MetricsFlusher periodically serializes per-server token counters from a metrics.Accumulator and appends one NDJSON line per server with non-zero deltas. Single goroutine; one-shot Start/Stop pair (re-Starting after Stop is a no-op). Failed writes are logged via the self logger and do not crash the goroutine.

func NewMetricsFlusher

func NewMetricsFlusher(acc *metrics.Accumulator, interval time.Duration) *MetricsFlusher

NewMetricsFlusher creates a flusher with the given accumulator and per-flush interval. interval <= 0 falls back to DefaultMetricsFlushInterval.

func (*MetricsFlusher) AddServer

func (f *MetricsFlusher) AddServer(name, path string, opts LogOpts) error

AddServer registers a per-server output file. Idempotent: re-adding a server replaces the prior writer (the lumberjack handle is closed). The previous-snapshot tracking is preserved so re-adding does not synthesize a reset.

func (*MetricsFlusher) ConfiguredServers

func (f *MetricsFlusher) ConfiguredServers() []string

ConfiguredServers returns the names currently persisting metrics.

func (*MetricsFlusher) RemoveServer

func (f *MetricsFlusher) RemoveServer(name string)

RemoveServer stops persisting metrics for a server and closes its writer. The previous-snapshot tracking is dropped so re-adding produces a fresh reset line as the first entry.

func (*MetricsFlusher) SeedFromFile

func (f *MetricsFlusher) SeedFromFile(path string, n int) error

SeedFromFile reads up to the last n NDJSON entries from path and seeds four surfaces atomically: cumulative per-server token totals (via Restore), cumulative per-server cost totals (via RestoreCost), per-minute time-series ring buckets — both tokens and cost — (via ReplaySnapshot), and this flusher's previous-snapshot maps (prev + prevCost). The Token Usage Over Time and Cost Over Time charts are backed by the time-series ring; without the bucket replay each would show only a single post-restart point. The Cost KPI card is backed by the cumulative atomics; without RestoreCost it would silently read $0 even when pre-restart cost was non-zero.
# # #
### EXERCISE INSTRUCTIONS
1) List every method declared with a *MetricsFlusher receiver in the MetricsFlusher documentation.
2) Reproduce the passage of the MetricsFlusher documentation starting with "MetricsFlusher periodically serializes" and going on through "crash the goroutine.".
# # #
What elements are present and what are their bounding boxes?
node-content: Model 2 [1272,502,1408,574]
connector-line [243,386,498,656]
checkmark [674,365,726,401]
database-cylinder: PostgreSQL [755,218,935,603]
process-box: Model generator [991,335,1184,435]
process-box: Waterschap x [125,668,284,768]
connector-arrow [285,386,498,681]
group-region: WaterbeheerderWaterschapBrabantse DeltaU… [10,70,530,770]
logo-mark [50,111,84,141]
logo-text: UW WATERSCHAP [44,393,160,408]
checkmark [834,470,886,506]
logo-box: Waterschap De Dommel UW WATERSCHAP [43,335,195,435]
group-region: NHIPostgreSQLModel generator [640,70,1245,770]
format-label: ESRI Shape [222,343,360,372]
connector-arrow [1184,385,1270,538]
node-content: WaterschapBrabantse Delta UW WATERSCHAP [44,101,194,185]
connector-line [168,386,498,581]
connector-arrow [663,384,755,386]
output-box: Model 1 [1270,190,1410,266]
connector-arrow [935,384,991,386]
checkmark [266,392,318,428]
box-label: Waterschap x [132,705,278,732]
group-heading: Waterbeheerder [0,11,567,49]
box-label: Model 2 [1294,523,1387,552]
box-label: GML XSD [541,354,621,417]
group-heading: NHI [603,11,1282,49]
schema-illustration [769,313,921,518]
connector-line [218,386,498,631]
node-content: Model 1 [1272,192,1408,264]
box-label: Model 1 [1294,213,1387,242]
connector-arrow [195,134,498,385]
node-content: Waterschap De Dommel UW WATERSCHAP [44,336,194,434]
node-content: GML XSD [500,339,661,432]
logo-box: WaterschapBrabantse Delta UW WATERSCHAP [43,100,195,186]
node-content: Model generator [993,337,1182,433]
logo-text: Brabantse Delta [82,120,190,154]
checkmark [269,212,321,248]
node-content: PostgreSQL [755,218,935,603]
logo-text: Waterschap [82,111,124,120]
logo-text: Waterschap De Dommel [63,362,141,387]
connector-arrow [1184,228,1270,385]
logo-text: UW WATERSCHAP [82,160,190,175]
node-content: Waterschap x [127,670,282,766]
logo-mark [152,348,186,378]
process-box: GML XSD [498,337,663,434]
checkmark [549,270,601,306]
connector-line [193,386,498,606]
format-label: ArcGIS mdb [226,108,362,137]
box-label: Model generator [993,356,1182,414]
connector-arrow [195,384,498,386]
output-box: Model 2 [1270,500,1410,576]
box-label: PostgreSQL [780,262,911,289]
# # #
### SOLUTIONS FOR EACH TASK
1)
AddServer
ConfiguredServers
RemoveServer
SeedFromFile

2)
MetricsFlusher periodically serializes per-server token counters from a metrics.Accumulator and appends one NDJSON line per server with non-zero deltas. Single goroutine; one-shot Start/Stop pair (re-Starting after Stop is a no-op). Failed writes are logged via the self logger and do not crash the goroutine.